AIM OF THE TASK: Reproduce the records below exactly as they appear.

INPUT:

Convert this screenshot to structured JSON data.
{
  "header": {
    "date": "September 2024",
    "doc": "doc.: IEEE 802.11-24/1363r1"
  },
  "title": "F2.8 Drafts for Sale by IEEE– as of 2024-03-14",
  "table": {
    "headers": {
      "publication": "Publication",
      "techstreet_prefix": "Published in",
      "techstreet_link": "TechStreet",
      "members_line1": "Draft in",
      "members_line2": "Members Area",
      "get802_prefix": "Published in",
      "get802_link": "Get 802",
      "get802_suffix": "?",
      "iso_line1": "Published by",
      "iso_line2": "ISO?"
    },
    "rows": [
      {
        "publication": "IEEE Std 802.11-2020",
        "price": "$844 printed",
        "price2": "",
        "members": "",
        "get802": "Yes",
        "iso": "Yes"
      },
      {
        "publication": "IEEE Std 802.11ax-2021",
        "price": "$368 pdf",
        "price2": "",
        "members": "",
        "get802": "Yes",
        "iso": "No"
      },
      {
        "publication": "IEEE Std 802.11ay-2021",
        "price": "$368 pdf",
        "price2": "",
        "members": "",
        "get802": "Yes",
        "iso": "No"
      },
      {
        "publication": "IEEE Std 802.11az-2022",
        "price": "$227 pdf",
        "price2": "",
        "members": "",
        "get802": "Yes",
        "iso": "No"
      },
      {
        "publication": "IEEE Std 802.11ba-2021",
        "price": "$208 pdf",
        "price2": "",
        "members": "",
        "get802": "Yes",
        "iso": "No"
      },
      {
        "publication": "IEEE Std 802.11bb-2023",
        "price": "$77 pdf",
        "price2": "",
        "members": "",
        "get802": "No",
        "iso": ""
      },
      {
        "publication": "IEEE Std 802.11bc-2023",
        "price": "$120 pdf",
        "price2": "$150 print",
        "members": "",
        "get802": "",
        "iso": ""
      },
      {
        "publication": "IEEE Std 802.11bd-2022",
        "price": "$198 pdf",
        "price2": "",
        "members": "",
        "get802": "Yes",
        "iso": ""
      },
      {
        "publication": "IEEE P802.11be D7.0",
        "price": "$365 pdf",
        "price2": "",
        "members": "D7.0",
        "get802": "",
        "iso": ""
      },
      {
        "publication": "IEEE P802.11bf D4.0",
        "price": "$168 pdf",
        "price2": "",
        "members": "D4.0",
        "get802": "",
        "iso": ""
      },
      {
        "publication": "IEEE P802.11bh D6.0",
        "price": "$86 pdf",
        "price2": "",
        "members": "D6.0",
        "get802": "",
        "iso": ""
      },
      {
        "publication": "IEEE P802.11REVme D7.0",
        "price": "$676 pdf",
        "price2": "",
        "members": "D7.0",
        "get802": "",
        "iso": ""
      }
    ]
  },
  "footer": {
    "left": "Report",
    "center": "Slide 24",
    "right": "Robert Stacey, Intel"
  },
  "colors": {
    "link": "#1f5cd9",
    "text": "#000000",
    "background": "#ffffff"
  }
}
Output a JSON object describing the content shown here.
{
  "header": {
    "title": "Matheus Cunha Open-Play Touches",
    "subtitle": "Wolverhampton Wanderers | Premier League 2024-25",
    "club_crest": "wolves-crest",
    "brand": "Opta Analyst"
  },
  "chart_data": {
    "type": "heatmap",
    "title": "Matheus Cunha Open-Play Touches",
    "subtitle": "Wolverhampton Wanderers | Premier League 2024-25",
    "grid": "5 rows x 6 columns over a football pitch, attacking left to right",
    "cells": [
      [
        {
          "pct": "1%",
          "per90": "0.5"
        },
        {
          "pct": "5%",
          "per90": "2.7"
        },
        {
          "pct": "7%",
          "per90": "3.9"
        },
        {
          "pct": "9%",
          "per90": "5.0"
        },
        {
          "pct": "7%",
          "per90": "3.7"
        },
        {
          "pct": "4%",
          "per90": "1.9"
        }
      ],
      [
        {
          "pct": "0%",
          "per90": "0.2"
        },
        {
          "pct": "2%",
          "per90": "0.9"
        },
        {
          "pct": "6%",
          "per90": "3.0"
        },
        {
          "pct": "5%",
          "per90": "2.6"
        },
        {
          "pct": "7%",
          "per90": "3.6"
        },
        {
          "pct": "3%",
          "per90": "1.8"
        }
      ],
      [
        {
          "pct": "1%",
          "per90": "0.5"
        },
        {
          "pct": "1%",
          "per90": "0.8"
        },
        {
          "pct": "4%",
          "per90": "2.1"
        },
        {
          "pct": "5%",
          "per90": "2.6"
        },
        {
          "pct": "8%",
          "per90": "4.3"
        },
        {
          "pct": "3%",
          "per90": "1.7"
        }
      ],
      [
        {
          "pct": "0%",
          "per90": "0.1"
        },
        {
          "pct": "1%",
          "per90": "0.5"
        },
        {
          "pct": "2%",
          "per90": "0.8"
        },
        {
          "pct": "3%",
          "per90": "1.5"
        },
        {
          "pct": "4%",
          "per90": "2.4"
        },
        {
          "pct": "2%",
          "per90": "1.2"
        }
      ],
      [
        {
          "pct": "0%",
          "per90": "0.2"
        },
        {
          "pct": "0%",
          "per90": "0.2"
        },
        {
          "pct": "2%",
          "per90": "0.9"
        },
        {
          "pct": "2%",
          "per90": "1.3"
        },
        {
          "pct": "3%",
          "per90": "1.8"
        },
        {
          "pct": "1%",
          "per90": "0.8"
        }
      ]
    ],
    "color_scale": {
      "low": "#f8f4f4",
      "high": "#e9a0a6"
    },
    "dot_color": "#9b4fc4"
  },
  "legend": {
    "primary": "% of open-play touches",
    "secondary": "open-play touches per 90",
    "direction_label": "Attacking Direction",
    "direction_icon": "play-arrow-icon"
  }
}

RIGHT ANSWER:
Convert this screenshot to structured JSON data.
{
  "header": {
    "date": "September 2024",
    "doc": "doc.: IEEE 802.11-24/1363r1"
  },
  "title": "F2.8 Drafts for Sale by IEEE– as of 2024-03-14",
  "table": {
    "headers": {
      "publication": "Publication",
      "techstreet_prefix": "Published in",
      "techstreet_link": "TechStreet",
      "members_line1": "Draft in",
      "members_line2": "Members Area",
      "get802_prefix": "Published in",
      "get802_link": "Get 802",
      "get802_suffix": "?",
      "iso_line1": "Published by",
      "iso_line2": "ISO?"
    },
    "rows": [
      {
        "publication": "IEEE Std 802.11-2020",
        "price": "$844 printed",
        "price2": "",
        "members": "",
        "get802": "Yes",
        "iso": "Yes"
      },
      {
        "publication": "IEEE Std 802.11ax-2021",
        "price": "$368 pdf",
        "price2": "",
        "members": "",
        "get802": "Yes",
        "iso": "No"
      },
      {
        "publication": "IEEE Std 802.11ay-2021",
        "price": "$368 pdf",
        "price2": "",
        "members": "",
        "get802": "Yes",
        "iso": "No"
      },
      {
        "publication": "IEEE Std 802.11az-2022",
        "price": "$227 pdf",
        "price2": "",
        "members": "",
        "get802": "Yes",
        "iso": "No"
      },
      {
        "publication": "IEEE Std 802.11ba-2021",
        "price": "$208 pdf",
        "price2": "",
        "members": "",
        "get802": "Yes",
        "iso": "No"
      },
      {
        "publication": "IEEE Std 802.11bb-2023",
        "price": "$77 pdf",
        "price2": "",
        "members": "",
        "get802": "No",
        "iso": ""
      },
      {
        "publication": "IEEE Std 802.11bc-2023",
        "price": "$120 pdf",
        "price2": "$150 print",
        "members": "",
        "get802": "",
        "iso": ""
      },
      {
        "publication": "IEEE Std 802.11bd-2022",
        "price": "$198 pdf",
        "price2": "",
        "members": "",
        "get802": "Yes",
        "iso": ""
      },
      {
        "publication": "IEEE P802.11be D7.0",
        "price": "$365 pdf",
        "price2": "",
        "members": "D7.0",
        "get802": "",
        "iso": ""
      },
      {
        "publication": "IEEE P802.11bf D4.0",
        "price": "$168 pdf",
        "price2": "",
        "members": "D4.0",
        "get802": "",
        "iso": ""
      },
      {
        "publication": "IEEE P802.11bh D6.0",
        "price": "$86 pdf",
        "price2": "",
        "members": "D6.0",
        "get802": "",
        "iso": ""
      },
      {
        "publication": "IEEE P802.11REVme D7.0",
        "price": "$676 pdf",
        "price2": "",
        "members": "D7.0",
        "get802": "",
        "iso": ""
      }
    ]
  },
  "footer": {
    "left": "Report",
    "center": "Slide 24",
    "right": "Robert Stacey, Intel"
  },
  "colors": {
    "link": "#1f5cd9",
    "text": "#000000",
    "background": "#ffffff"
  }
}
Output a JSON object describing the content shown here.
{
  "header": {
    "title": "Matheus Cunha Open-Play Touches",
    "subtitle": "Wolverhampton Wanderers | Premier League 2024-25",
    "club_crest": "wolves-crest",
    "brand": "Opta Analyst"
  },
  "chart_data": {
    "type": "heatmap",
    "title": "Matheus Cunha Open-Play Touches",
    "subtitle": "Wolverhampton Wanderers | Premier League 2024-25",
    "grid": "5 rows x 6 columns over a football pitch, attacking left to right",
    "cells": [
      [
        {
          "pct": "1%",
          "per90": "0.5"
        },
        {
          "pct": "5%",
          "per90": "2.7"
        },
        {
          "pct": "7%",
          "per90": "3.9"
        },
        {
          "pct": "9%",
          "per90": "5.0"
        },
        {
          "pct": "7%",
          "per90": "3.7"
        },
        {
          "pct": "4%",
          "per90": "1.9"
        }
      ],
      [
        {
          "pct": "0%",
          "per90": "0.2"
        },
        {
          "pct": "2%",
          "per90": "0.9"
        },
        {
          "pct": "6%",
          "per90": "3.0"
        },
        {
          "pct": "5%",
          "per90": "2.6"
        },
        {
          "pct": "7%",
          "per90": "3.6"
        },
        {
          "pct": "3%",
          "per90": "1.8"
        }
      ],
      [
        {
          "pct": "1%",
          "per90": "0.5"
        },
        {
          "pct": "1%",
          "per90": "0.8"
        },
        {
          "pct": "4%",
          "per90": "2.1"
        },
        {
          "pct": "5%",
          "per90": "2.6"
        },
        {
          "pct": "8%",
          "per90": "4.3"
        },
        {
          "pct": "3%",
          "per90": "1.7"
        }
      ],
      [
        {
          "pct": "0%",
          "per90": "0.1"
        },
        {
          "pct": "1%",
          "per90": "0.5"
        },
        {
          "pct": "2%",
          "per90": "0.8"
        },
        {
          "pct": "3%",
          "per90": "1.5"
        },
        {
          "pct": "4%",
          "per90": "2.4"
        },
        {
          "pct": "2%",
          "per90": "1.2"
        }
      ],
      [
        {
          "pct": "0%",
          "per90": "0.2"
        },
        {
          "pct": "0%",
          "per90": "0.2"
        },
        {
          "pct": "2%",
          "per90": "0.9"
        },
        {
          "pct": "2%",
          "per90": "1.3"
        },
        {
          "pct": "3%",
          "per90": "1.8"
        },
        {
          "pct": "1%",
          "per90": "0.8"
        }
      ]
    ],
    "color_scale": {
      "low": "#f8f4f4",
      "high": "#e9a0a6"
    },
    "dot_color": "#9b4fc4"
  },
  "legend": {
    "primary": "% of open-play touches",
    "secondary": "open-play touches per 90",
    "direction_label": "Attacking Direction",
    "direction_icon": "play-arrow-icon"
  }
}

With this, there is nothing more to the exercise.